- [YOUR GOAL]
Wherever "domestic" appears in a line, list that line.

── RECORDS FOR THE TASK ──

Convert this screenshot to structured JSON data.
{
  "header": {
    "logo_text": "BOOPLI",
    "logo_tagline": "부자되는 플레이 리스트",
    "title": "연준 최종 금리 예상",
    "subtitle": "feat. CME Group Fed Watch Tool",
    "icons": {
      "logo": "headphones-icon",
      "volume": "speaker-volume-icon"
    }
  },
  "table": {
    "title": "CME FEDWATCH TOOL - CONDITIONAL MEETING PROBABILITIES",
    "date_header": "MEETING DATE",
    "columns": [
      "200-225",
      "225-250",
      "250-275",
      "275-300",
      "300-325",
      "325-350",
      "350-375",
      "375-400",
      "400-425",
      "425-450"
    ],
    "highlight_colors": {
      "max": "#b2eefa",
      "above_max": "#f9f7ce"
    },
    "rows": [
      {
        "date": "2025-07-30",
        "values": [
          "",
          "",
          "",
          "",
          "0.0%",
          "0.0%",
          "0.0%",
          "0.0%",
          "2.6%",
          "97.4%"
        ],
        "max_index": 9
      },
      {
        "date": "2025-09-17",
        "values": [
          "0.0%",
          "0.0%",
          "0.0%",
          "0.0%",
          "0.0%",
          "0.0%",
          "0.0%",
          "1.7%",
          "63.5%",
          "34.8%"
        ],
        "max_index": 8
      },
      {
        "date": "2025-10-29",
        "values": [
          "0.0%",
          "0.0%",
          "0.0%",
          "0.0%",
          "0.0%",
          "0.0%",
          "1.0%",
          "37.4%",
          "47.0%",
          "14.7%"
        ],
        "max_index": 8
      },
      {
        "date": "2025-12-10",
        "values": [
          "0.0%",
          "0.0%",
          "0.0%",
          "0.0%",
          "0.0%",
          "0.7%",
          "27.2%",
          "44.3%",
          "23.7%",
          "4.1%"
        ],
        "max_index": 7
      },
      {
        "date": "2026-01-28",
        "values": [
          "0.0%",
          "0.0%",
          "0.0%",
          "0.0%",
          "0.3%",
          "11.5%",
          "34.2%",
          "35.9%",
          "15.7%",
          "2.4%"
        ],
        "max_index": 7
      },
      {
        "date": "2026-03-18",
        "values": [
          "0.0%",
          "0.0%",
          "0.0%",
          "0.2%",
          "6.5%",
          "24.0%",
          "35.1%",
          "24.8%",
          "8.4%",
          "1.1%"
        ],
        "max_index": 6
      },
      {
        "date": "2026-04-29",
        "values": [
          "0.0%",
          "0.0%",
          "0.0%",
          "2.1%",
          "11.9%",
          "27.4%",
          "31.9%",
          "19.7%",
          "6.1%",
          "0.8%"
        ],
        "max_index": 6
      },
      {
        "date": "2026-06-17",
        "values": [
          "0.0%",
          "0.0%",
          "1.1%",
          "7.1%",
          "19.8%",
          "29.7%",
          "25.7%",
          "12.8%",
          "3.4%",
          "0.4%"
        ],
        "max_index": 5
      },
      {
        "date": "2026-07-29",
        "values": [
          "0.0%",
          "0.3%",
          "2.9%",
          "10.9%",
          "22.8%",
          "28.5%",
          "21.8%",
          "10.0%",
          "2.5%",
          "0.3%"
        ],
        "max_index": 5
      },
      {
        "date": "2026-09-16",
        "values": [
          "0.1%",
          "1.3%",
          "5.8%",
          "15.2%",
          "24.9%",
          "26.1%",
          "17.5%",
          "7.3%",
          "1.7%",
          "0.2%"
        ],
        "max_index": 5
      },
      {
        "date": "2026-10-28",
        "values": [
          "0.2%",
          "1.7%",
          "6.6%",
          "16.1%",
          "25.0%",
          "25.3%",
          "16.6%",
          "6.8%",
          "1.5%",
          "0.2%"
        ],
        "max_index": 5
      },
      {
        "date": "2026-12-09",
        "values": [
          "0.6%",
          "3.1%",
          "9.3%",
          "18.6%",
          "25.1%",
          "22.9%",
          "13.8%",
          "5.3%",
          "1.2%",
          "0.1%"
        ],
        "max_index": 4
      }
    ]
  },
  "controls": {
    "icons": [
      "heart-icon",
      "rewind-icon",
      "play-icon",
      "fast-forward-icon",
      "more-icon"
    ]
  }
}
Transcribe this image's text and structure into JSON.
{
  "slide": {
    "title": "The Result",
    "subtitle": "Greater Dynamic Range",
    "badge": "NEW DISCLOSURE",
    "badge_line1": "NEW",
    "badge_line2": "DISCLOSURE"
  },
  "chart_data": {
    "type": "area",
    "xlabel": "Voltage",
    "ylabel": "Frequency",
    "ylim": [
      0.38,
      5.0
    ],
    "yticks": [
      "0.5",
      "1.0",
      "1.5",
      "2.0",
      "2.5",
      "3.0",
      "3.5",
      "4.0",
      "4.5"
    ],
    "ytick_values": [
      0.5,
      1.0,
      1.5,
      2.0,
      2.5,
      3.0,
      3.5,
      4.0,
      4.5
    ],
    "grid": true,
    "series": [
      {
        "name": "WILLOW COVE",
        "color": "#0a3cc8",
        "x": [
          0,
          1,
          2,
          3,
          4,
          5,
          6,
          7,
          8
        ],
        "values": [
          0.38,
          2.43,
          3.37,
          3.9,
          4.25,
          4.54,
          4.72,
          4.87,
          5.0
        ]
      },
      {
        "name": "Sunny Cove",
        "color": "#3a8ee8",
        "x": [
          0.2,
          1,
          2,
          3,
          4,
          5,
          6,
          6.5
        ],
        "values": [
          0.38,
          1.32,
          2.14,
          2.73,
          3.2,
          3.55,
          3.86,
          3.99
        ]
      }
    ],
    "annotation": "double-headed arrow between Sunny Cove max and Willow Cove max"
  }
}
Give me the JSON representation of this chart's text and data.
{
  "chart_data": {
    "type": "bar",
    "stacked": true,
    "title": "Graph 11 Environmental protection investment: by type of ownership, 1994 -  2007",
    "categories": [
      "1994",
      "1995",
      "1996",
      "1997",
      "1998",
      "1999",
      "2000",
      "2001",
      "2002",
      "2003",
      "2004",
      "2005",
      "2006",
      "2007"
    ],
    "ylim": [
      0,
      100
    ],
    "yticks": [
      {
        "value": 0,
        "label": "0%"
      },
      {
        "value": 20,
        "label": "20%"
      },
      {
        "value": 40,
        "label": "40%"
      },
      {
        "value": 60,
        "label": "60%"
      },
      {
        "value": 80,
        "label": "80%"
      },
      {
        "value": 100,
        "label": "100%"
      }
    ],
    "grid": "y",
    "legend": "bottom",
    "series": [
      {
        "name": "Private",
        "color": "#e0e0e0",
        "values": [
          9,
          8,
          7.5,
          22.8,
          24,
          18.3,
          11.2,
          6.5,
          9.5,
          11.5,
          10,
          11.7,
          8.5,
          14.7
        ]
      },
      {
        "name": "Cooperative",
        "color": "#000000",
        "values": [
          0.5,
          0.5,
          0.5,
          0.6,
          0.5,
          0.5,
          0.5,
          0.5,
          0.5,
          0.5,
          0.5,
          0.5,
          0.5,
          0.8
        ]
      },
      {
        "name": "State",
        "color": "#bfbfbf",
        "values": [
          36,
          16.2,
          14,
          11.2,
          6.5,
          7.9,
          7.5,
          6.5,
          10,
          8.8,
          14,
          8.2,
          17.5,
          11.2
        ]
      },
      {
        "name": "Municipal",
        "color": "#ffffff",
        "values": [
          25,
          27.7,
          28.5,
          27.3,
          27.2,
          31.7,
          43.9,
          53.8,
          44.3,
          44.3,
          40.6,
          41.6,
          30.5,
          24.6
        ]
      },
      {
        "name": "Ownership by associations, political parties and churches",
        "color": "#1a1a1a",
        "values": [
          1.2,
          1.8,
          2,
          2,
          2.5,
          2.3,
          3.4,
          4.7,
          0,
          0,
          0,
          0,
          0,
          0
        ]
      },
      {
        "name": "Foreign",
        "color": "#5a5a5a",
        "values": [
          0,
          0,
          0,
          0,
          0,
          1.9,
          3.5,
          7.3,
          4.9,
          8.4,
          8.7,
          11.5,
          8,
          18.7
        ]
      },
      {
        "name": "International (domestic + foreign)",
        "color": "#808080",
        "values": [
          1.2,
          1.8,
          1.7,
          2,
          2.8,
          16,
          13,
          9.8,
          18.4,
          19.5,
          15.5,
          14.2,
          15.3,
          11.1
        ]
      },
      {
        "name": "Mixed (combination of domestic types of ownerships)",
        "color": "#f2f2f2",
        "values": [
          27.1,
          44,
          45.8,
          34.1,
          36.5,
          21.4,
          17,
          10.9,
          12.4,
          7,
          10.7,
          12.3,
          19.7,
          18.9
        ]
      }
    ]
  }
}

───

- [COMPLETED TASK]
        "name": "International (domestic + foreign)",
        "name": "Mixed (combination of domestic types of ownerships)",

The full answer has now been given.